▸ Records shown:
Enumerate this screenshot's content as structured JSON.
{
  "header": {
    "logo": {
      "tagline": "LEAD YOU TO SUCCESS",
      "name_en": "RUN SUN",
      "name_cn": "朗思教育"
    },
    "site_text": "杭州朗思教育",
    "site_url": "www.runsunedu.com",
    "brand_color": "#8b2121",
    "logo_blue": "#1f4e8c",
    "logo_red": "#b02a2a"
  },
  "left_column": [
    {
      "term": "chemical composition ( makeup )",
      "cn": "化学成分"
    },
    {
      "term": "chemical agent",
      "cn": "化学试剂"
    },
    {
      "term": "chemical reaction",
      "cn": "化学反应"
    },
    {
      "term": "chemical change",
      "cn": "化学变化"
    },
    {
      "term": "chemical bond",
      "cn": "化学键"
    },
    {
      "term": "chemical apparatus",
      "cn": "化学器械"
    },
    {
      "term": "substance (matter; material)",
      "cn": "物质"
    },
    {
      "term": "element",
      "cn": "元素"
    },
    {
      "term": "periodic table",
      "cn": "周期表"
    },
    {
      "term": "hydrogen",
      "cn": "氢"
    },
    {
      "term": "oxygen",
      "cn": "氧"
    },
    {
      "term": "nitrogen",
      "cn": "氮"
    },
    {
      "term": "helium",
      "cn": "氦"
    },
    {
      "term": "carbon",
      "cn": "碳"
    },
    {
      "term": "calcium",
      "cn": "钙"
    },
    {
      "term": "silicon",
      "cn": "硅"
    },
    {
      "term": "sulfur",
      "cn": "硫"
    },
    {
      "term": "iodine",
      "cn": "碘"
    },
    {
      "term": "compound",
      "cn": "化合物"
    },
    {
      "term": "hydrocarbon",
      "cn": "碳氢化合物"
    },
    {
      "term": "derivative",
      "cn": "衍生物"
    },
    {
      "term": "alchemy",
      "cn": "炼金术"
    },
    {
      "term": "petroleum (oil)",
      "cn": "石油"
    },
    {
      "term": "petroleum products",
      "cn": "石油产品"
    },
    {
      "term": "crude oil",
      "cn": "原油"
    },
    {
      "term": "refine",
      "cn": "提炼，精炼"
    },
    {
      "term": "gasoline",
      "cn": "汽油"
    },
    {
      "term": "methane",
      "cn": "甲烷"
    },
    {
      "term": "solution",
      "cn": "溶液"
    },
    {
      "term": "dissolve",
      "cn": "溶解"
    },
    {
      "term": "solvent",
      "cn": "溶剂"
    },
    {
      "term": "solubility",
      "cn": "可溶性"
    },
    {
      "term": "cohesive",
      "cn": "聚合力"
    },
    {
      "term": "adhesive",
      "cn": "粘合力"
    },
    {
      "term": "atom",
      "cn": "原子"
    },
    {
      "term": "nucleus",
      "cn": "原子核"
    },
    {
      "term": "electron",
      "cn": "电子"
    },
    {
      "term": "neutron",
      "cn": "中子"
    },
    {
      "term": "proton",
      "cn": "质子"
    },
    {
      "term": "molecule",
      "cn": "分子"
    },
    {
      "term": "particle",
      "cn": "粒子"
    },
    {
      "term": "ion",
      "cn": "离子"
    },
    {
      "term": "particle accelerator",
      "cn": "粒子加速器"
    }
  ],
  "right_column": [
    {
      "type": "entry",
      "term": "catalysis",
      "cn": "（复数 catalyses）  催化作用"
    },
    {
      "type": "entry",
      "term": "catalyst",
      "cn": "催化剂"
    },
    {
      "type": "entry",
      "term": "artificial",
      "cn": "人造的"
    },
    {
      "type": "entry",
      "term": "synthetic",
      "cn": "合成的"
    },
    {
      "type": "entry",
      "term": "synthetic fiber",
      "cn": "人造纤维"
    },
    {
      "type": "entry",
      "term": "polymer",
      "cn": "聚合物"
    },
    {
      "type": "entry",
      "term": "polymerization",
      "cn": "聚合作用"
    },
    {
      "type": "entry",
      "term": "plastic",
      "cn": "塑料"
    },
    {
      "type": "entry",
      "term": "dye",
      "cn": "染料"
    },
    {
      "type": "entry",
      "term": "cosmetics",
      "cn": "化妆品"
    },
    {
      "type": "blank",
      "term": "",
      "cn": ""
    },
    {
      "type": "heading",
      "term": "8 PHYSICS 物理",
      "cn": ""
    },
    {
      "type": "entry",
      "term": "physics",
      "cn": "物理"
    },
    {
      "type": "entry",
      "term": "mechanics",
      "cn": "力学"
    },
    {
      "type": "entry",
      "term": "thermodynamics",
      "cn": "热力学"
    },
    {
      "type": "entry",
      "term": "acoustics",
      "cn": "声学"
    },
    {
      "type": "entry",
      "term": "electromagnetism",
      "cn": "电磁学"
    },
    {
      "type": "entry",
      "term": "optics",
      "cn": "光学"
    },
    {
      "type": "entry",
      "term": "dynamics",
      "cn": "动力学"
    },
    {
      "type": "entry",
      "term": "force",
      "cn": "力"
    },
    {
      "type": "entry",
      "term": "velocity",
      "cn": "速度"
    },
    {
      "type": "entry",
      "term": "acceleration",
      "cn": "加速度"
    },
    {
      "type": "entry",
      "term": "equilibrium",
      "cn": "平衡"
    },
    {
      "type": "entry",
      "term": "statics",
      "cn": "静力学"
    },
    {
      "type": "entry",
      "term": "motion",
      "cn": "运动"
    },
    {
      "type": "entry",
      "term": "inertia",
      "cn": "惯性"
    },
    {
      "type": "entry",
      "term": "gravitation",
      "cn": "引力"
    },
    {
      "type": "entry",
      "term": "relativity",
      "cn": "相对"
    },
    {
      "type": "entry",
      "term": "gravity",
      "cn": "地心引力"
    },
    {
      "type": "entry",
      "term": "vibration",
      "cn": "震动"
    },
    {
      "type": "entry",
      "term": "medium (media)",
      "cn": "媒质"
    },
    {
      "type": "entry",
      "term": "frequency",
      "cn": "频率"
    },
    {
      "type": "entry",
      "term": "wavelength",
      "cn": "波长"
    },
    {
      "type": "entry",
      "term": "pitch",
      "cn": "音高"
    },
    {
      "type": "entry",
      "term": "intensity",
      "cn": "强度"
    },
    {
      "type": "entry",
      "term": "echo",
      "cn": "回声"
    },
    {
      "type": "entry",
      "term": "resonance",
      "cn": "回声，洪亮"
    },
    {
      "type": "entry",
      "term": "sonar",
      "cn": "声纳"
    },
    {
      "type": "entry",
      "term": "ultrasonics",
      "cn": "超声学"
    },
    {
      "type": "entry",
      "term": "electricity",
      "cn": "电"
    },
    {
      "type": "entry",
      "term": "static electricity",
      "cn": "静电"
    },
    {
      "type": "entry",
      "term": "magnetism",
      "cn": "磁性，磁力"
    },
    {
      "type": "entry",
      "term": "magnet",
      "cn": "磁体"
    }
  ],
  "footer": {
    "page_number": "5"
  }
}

▸ Objective: Using the exact wording, write out all of the records.

▸ Solved exercise:
Enumerate this screenshot's content as structured JSON.
{
  "header": {
    "logo": {
      "tagline": "LEAD YOU TO SUCCESS",
      "name_en": "RUN SUN",
      "name_cn": "朗思教育"
    },
    "site_text": "杭州朗思教育",
    "site_url": "www.runsunedu.com",
    "brand_color": "#8b2121",
    "logo_blue": "#1f4e8c",
    "logo_red": "#b02a2a"
  },
  "left_column": [
    {
      "term": "chemical composition ( makeup )",
      "cn": "化学成分"
    },
    {
      "term": "chemical agent",
      "cn": "化学试剂"
    },
    {
      "term": "chemical reaction",
      "cn": "化学反应"
    },
    {
      "term": "chemical change",
      "cn": "化学变化"
    },
    {
      "term": "chemical bond",
      "cn": "化学键"
    },
    {
      "term": "chemical apparatus",
      "cn": "化学器械"
    },
    {
      "term": "substance (matter; material)",
      "cn": "物质"
    },
    {
      "term": "element",
      "cn": "元素"
    },
    {
      "term": "periodic table",
      "cn": "周期表"
    },
    {
      "term": "hydrogen",
      "cn": "氢"
    },
    {
      "term": "oxygen",
      "cn": "氧"
    },
    {
      "term": "nitrogen",
      "cn": "氮"
    },
    {
      "term": "helium",
      "cn": "氦"
    },
    {
      "term": "carbon",
      "cn": "碳"
    },
    {
      "term": "calcium",
      "cn": "钙"
    },
    {
      "term": "silicon",
      "cn": "硅"
    },
    {
      "term": "sulfur",
      "cn": "硫"
    },
    {
      "term": "iodine",
      "cn": "碘"
    },
    {
      "term": "compound",
      "cn": "化合物"
    },
    {
      "term": "hydrocarbon",
      "cn": "碳氢化合物"
    },
    {
      "term": "derivative",
      "cn": "衍生物"
    },
    {
      "term": "alchemy",
      "cn": "炼金术"
    },
    {
      "term": "petroleum (oil)",
      "cn": "石油"
    },
    {
      "term": "petroleum products",
      "cn": "石油产品"
    },
    {
      "term": "crude oil",
      "cn": "原油"
    },
    {
      "term": "refine",
      "cn": "提炼，精炼"
    },
    {
      "term": "gasoline",
      "cn": "汽油"
    },
    {
      "term": "methane",
      "cn": "甲烷"
    },
    {
      "term": "solution",
      "cn": "溶液"
    },
    {
      "term": "dissolve",
      "cn": "溶解"
    },
    {
      "term": "solvent",
      "cn": "溶剂"
    },
    {
      "term": "solubility",
      "cn": "可溶性"
    },
    {
      "term": "cohesive",
      "cn": "聚合力"
    },
    {
      "term": "adhesive",
      "cn": "粘合力"
    },
    {
      "term": "atom",
      "cn": "原子"
    },
    {
      "term": "nucleus",
      "cn": "原子核"
    },
    {
      "term": "electron",
      "cn": "电子"
    },
    {
      "term": "neutron",
      "cn": "中子"
    },
    {
      "term": "proton",
      "cn": "质子"
    },
    {
      "term": "molecule",
      "cn": "分子"
    },
    {
      "term": "particle",
      "cn": "粒子"
    },
    {
      "term": "ion",
      "cn": "离子"
    },
    {
      "term": "particle accelerator",
      "cn": "粒子加速器"
    }
  ],
  "right_column": [
    {
      "type": "entry",
      "term": "catalysis",
      "cn": "（复数 catalyses）  催化作用"
    },
    {
      "type": "entry",
      "term": "catalyst",
      "cn": "催化剂"
    },
    {
      "type": "entry",
      "term": "artificial",
      "cn": "人造的"
    },
    {
      "type": "entry",
      "term": "synthetic",
      "cn": "合成的"
    },
    {
      "type": "entry",
      "term": "synthetic fiber",
      "cn": "人造纤维"
    },
    {
      "type": "entry",
      "term": "polymer",
      "cn": "聚合物"
    },
    {
      "type": "entry",
      "term": "polymerization",
      "cn": "聚合作用"
    },
    {
      "type": "entry",
      "term": "plastic",
      "cn": "塑料"
    },
    {
      "type": "entry",
      "term": "dye",
      "cn": "染料"
    },
    {
      "type": "entry",
      "term": "cosmetics",
      "cn": "化妆品"
    },
    {
      "type": "blank",
      "term": "",
      "cn": ""
    },
    {
      "type": "heading",
      "term": "8 PHYSICS 物理",
      "cn": ""
    },
    {
      "type": "entry",
      "term": "physics",
      "cn": "物理"
    },
    {
      "type": "entry",
      "term": "mechanics",
      "cn": "力学"
    },
    {
      "type": "entry",
      "term": "thermodynamics",
      "cn": "热力学"
    },
    {
      "type": "entry",
      "term": "acoustics",
      "cn": "声学"
    },
    {
      "type": "entry",
      "term": "electromagnetism",
      "cn": "电磁学"
    },
    {
      "type": "entry",
      "term": "optics",
      "cn": "光学"
    },
    {
      "type": "entry",
      "term": "dynamics",
      "cn": "动力学"
    },
    {
      "type": "entry",
      "term": "force",
      "cn": "力"
    },
    {
      "type": "entry",
      "term": "velocity",
      "cn": "速度"
    },
    {
      "type": "entry",
      "term": "acceleration",
      "cn": "加速度"
    },
    {
      "type": "entry",
      "term": "equilibrium",
      "cn": "平衡"
    },
    {
      "type": "entry",
      "term": "statics",
      "cn": "静力学"
    },
    {
      "type": "entry",
      "term": "motion",
      "cn": "运动"
    },
    {
      "type": "entry",
      "term": "inertia",
      "cn": "惯性"
    },
    {
      "type": "entry",
      "term": "gravitation",
      "cn": "引力"
    },
    {
      "type": "entry",
      "term": "relativity",
      "cn": "相对"
    },
    {
      "type": "entry",
      "term": "gravity",
      "cn": "地心引力"
    },
    {
      "type": "entry",
      "term": "vibration",
      "cn": "震动"
    },
    {
      "type": "entry",
      "term": "medium (media)",
      "cn": "媒质"
    },
    {
      "type": "entry",
      "term": "frequency",
      "cn": "频率"
    },
    {
      "type": "entry",
      "term": "wavelength",
      "cn": "波长"
    },
    {
      "type": "entry",
      "term": "pitch",
      "cn": "音高"
    },
    {
      "type": "entry",
      "term": "intensity",
      "cn": "强度"
    },
    {
      "type": "entry",
      "term": "echo",
      "cn": "回声"
    },
    {
      "type": "entry",
      "term": "resonance",
      "cn": "回声，洪亮"
    },
    {
      "type": "entry",
      "term": "sonar",
      "cn": "声纳"
    },
    {
      "type": "entry",
      "term": "ultrasonics",
      "cn": "超声学"
    },
    {
      "type": "entry",
      "term": "electricity",
      "cn": "电"
    },
    {
      "type": "entry",
      "term": "static electricity",
      "cn": "静电"
    },
    {
      "type": "entry",
      "term": "magnetism",
      "cn": "磁性，磁力"
    },
    {
      "type": "entry",
      "term": "magnet",
      "cn": "磁体"
    }
  ],
  "footer": {
    "page_number": "5"
  }
}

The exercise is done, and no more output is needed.